## SHORT TASK:
Without the pictures, write out all the lines below exactly as they appear.

— start —

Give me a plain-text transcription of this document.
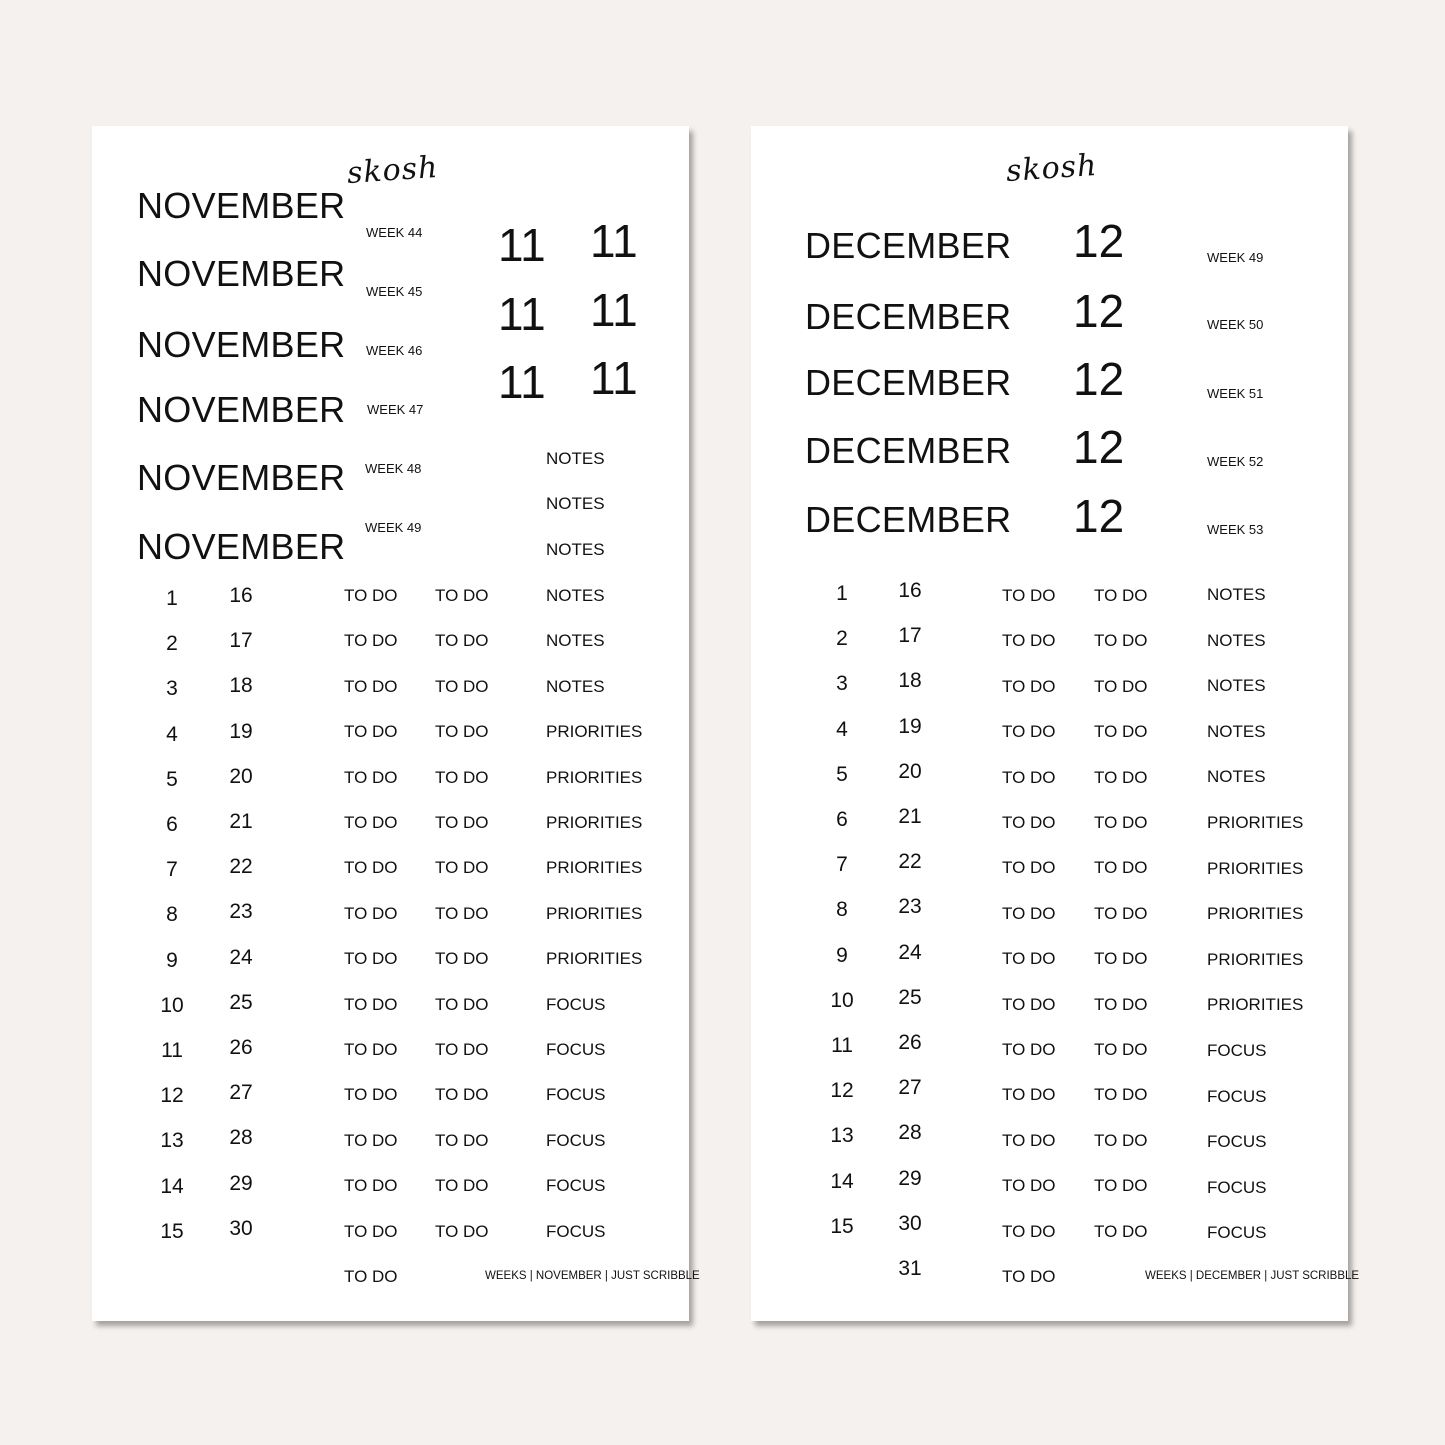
skosh
NOVEMBER
NOVEMBER
NOVEMBER
NOVEMBER
NOVEMBER
NOVEMBER
WEEK 44
WEEK 45
WEEK 46
WEEK 47
WEEK 48
WEEK 49
11 11
11 11
11 11
NOTES
NOTES
NOTES
1
2
3
4
5
6
7
8
9
10
11
12
13
14
15
16
17
18
19
20
21
22
23
24
25
26
27
28
29
30
TO DO
TO DO
TO DO
TO DO
TO DO
TO DO
TO DO
TO DO
TO DO
TO DO
TO DO
TO DO
TO DO
TO DO
TO DO
TO DO
TO DO
TO DO
TO DO
TO DO
TO DO
TO DO
TO DO
TO DO
TO DO
TO DO
TO DO
TO DO
TO DO
TO DO
TO DO
NOTES
NOTES
NOTES
PRIORITIES
PRIORITIES
PRIORITIES
PRIORITIES
PRIORITIES
PRIORITIES
FOCUS
FOCUS
FOCUS
FOCUS
FOCUS
FOCUS
WEEKS | NOVEMBER | JUST SCRIBBLE
skosh
DECEMBER
DECEMBER
DECEMBER
DECEMBER
DECEMBER
12
12
12
12
12
WEEK 49
WEEK 50
WEEK 51
WEEK 52
WEEK 53
1
2
3
4
5
6
7
8
9
10
11
12
13
14
15
16
17
18
19
20
21
22
23
24
25
26
27
28
29
30
31
TO DO
TO DO
TO DO
TO DO
TO DO
TO DO
TO DO
TO DO
TO DO
TO DO
TO DO
TO DO
TO DO
TO DO
TO DO
TO DO
TO DO
TO DO
TO DO
TO DO
TO DO
TO DO
TO DO
TO DO
TO DO
TO DO
TO DO
TO DO
TO DO
TO DO
TO DO
NOTES
NOTES
NOTES
NOTES
NOTES
PRIORITIES
PRIORITIES
PRIORITIES
PRIORITIES
PRIORITIES
FOCUS
FOCUS
FOCUS
FOCUS
FOCUS
WEEKS | DECEMBER | JUST SCRIBBLE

— end —

## TASK ANSWER:
Give me a plain-text transcription of this document.
skosh
NOVEMBER
NOVEMBER
NOVEMBER
NOVEMBER
NOVEMBER
NOVEMBER
WEEK 44
WEEK 45
WEEK 46
WEEK 47
WEEK 48
WEEK 49
11 11
11 11
11 11
NOTES
NOTES
NOTES
1
2
3
4
5
6
7
8
9
10
11
12
13
14
15
16
17
18
19
20
21
22
23
24
25
26
27
28
29
30
TO DO
TO DO
TO DO
TO DO
TO DO
TO DO
TO DO
TO DO
TO DO
TO DO
TO DO
TO DO
TO DO
TO DO
TO DO
TO DO
TO DO
TO DO
TO DO
TO DO
TO DO
TO DO
TO DO
TO DO
TO DO
TO DO
TO DO
TO DO
TO DO
TO DO
TO DO
NOTES
NOTES
NOTES
PRIORITIES
PRIORITIES
PRIORITIES
PRIORITIES
PRIORITIES
PRIORITIES
FOCUS
FOCUS
FOCUS
FOCUS
FOCUS
FOCUS
WEEKS | NOVEMBER | JUST SCRIBBLE
skosh
DECEMBER
DECEMBER
DECEMBER
DECEMBER
DECEMBER
12
12
12
12
12
WEEK 49
WEEK 50
WEEK 51
WEEK 52
WEEK 53
1
2
3
4
5
6
7
8
9
10
11
12
13
14
15
16
17
18
19
20
21
22
23
24
25
26
27
28
29
30
31
TO DO
TO DO
TO DO
TO DO
TO DO
TO DO
TO DO
TO DO
TO DO
TO DO
TO DO
TO DO
TO DO
TO DO
TO DO
TO DO
TO DO
TO DO
TO DO
TO DO
TO DO
TO DO
TO DO
TO DO
TO DO
TO DO
TO DO
TO DO
TO DO
TO DO
TO DO
NOTES
NOTES
NOTES
NOTES
NOTES
PRIORITIES
PRIORITIES
PRIORITIES
PRIORITIES
PRIORITIES
FOCUS
FOCUS
FOCUS
FOCUS
FOCUS
WEEKS | DECEMBER | JUST SCRIBBLE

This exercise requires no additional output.